### [Items]
----

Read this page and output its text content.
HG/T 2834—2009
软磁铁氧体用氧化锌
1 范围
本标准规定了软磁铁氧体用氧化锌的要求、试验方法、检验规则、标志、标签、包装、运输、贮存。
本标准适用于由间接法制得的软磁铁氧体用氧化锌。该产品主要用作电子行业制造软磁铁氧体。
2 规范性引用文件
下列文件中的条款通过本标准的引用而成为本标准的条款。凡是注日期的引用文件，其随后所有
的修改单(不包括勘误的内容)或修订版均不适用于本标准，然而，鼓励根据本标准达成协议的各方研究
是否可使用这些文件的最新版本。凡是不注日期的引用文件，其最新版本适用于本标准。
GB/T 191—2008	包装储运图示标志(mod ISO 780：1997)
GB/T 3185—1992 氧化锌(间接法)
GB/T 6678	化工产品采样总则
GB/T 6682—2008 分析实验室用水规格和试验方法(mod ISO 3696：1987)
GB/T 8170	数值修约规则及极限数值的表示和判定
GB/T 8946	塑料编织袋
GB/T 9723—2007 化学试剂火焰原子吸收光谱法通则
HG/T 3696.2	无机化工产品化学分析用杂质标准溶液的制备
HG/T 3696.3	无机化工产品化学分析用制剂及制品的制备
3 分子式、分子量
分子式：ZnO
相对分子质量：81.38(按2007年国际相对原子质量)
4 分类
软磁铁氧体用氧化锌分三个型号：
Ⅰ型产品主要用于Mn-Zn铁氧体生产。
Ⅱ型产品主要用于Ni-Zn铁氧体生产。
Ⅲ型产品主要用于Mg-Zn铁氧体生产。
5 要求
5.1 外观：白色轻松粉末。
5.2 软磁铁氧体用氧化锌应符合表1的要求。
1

----

Write the complete data out, exactly as above.

Read this page and output its text content.
HG/T 2834—2009
软磁铁氧体用氧化锌
1 范围
本标准规定了软磁铁氧体用氧化锌的要求、试验方法、检验规则、标志、标签、包装、运输、贮存。
本标准适用于由间接法制得的软磁铁氧体用氧化锌。该产品主要用作电子行业制造软磁铁氧体。
2 规范性引用文件
下列文件中的条款通过本标准的引用而成为本标准的条款。凡是注日期的引用文件，其随后所有
的修改单(不包括勘误的内容)或修订版均不适用于本标准，然而，鼓励根据本标准达成协议的各方研究
是否可使用这些文件的最新版本。凡是不注日期的引用文件，其最新版本适用于本标准。
GB/T 191—2008	包装储运图示标志(mod ISO 780：1997)
GB/T 3185—1992 氧化锌(间接法)
GB/T 6678	化工产品采样总则
GB/T 6682—2008 分析实验室用水规格和试验方法(mod ISO 3696：1987)
GB/T 8170	数值修约规则及极限数值的表示和判定
GB/T 8946	塑料编织袋
GB/T 9723—2007 化学试剂火焰原子吸收光谱法通则
HG/T 3696.2	无机化工产品化学分析用杂质标准溶液的制备
HG/T 3696.3	无机化工产品化学分析用制剂及制品的制备
3 分子式、分子量
分子式：ZnO
相对分子质量：81.38(按2007年国际相对原子质量)
4 分类
软磁铁氧体用氧化锌分三个型号：
Ⅰ型产品主要用于Mn-Zn铁氧体生产。
Ⅱ型产品主要用于Ni-Zn铁氧体生产。
Ⅲ型产品主要用于Mg-Zn铁氧体生产。
5 要求
5.1 外观：白色轻松粉末。
5.2 软磁铁氧体用氧化锌应符合表1的要求。
1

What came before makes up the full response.